#### [Reading text]
Cabbage, Goat, and Wolf Puzzle in TLA+

Over the past couple of months, I have been harping on the value of TLA+ for teaching engineers the art of abstraction. It is important to emphasize that this is an art, not a science, and it is best learned through studying examples and practicing hands-on with modeling. TLA+ excels in providing rapid feedback on your modeling and designs, which facilitates this learning process significantly.

Modeling the "cabbage, goat, and wolf" puzzle taught me that tackling real/physical-world scenarios is a great way to practice abstraction and design -- cutting out the clutter and focusing on the core challenge.

How will you represent this world? What will be your actors, objects, and the relations between them? Will one approach result in a cleaner protocol model than another? Or, as I like to ask, does the protocol flow cleanly from the model?

The puzzle description

Here is the puzzle.

A farmer with a wolf, a goat, and a cabbage must cross a river by boat. The boat can carry only the farmer and a single item. If left unattended together, the wolf would eat the goat, or the goat would eat the cabbage. How can they cross the river without anything being eaten?

 
Write a model of this system in TLA+/Pluscal, and challenge TLC (TLA+'s model checker) that the solution state cannot be reached, and follow the counterexample generated by TLC to see the solution.

If you like to test/improve your modeling/designing/abstraction skills, give this a try before you check my solution. This is not as easy as it looks. Modeling necessitates (and cultivates) a deep understanding of the problem. Modeling is nature’s way of telling us how lousy our initial understanding is.

Acknowledgment: I recently conversed with Michel Charpentier, and asked him about what type of TLA+ projects he uses in his teaching. Some of his projects are about modeling multihreaded Java programs, like bounded buffer problem, but several of them are about modeling real/physical world setups, like a customer ticketing system, and the "cabbage, goat, and wolf" puzzle. Inspired by this, I decided to try modeling the puzzle myself.

#### [Data supplied]
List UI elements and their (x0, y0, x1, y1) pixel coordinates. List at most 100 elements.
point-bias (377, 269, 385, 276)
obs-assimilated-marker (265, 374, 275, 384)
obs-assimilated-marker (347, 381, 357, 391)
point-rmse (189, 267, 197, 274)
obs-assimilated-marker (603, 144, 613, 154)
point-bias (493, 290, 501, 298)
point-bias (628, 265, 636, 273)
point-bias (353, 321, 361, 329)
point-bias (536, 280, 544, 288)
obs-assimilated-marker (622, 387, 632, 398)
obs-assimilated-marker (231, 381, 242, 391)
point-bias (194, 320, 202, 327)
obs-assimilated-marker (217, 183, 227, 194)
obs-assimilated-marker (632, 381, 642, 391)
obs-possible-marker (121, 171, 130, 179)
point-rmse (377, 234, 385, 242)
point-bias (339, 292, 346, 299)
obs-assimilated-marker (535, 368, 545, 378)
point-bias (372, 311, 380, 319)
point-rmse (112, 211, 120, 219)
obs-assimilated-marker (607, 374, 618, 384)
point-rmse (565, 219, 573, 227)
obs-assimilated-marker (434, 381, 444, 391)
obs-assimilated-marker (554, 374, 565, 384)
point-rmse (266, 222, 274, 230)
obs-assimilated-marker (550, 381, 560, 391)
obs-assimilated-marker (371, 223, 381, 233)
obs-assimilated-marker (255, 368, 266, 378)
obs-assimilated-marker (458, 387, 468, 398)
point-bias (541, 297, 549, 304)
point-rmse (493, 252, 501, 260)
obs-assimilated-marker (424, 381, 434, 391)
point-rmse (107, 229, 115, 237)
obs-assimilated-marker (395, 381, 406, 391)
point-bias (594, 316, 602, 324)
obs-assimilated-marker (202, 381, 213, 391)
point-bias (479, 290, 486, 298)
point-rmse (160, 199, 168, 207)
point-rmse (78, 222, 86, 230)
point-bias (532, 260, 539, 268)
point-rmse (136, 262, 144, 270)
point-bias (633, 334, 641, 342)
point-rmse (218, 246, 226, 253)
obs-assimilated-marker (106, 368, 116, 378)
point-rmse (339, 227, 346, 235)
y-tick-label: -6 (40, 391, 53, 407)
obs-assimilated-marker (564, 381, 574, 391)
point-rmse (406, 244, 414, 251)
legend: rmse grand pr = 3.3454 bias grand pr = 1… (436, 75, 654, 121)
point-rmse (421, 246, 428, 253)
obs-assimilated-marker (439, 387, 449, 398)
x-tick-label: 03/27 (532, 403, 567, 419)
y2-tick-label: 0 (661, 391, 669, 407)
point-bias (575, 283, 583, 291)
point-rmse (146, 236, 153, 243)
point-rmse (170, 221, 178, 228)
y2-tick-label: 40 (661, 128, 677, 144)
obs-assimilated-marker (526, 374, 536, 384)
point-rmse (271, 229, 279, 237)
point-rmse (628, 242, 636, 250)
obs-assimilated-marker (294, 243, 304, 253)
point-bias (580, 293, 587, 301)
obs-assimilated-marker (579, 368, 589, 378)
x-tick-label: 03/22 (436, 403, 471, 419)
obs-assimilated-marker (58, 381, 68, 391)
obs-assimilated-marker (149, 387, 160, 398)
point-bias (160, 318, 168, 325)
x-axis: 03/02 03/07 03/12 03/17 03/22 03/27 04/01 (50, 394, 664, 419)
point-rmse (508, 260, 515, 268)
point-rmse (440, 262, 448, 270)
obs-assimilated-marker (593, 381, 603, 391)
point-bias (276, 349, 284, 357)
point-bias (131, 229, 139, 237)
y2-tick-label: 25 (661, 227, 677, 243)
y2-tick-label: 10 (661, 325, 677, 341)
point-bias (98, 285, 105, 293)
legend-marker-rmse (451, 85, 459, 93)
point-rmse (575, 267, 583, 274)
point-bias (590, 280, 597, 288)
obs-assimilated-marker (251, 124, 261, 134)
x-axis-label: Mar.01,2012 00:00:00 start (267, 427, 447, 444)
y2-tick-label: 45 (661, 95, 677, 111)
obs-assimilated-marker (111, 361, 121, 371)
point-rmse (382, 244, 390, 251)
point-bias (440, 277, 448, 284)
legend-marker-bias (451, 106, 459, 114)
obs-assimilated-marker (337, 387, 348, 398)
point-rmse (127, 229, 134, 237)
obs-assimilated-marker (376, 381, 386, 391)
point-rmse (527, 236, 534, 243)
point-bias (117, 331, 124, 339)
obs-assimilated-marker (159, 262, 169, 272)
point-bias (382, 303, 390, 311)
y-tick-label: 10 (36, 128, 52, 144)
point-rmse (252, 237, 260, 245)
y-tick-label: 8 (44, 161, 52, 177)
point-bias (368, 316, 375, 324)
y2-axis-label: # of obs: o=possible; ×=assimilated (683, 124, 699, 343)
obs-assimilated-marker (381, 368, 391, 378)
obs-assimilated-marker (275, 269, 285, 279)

#### [Your tasks]
a) List every question asked in the TLA+ puzzle post's paragraph that begins "How will you represent this world?"
b) In the TLA+ puzzle post, which real or physical-world setups does Michel Charpentier have his students model?
c) Write the next part of the TLA+ puzzle post, starting after its last sentence.
The records are separate material, unrelated to the text on the TLA+ puzzle.

#### [Responses by task]
a)
1. How will you represent this world?
2. What will be your actors, objects, and the relations between them?
3. Will one approach result in a cleaner protocol model than another?
4. Does the protocol flow cleanly from the model?

b) A customer ticketing system and the "cabbage, goat, and wolf" puzzle.

c)
Modeling the problem

Let's consider the river's banks first, as they are central to the puzzle. Each bank can be represented as a set. Initially, the left bank contains {Cabbage, Goat, Wolf, Farmer}, while the right bank remains empty. The boat is another crucial element since it serves as the means of transportation and communication between the two banks. It is also initially empty.

Now, do we need the farmer in our model? Why doesn't the boat move itself from one side to the other? It turns out that including the farmer is useful for formalizing safety more cleanly. When the farmer is present on a bank, it is okay to have both a predator and prey together in that bank. And, in the absence of the farmer, we need to prevent leaving a prey and a predator together.

So let's capture this condition first. Placing a subset S of objects from the universal set {C=Cabbage, G=Goat, W=Wolf, F=Farmer} in a specific location (either one of the banks or the boat) is Allowed under the following condition: Either the farmer F is there in that set S (line 12), or in the absence of the farmer (lines 13-14) it is NOT the case that we have a prey and predator together in S (meaning Cabbage & Goat or Goat & Wolf should not be present together).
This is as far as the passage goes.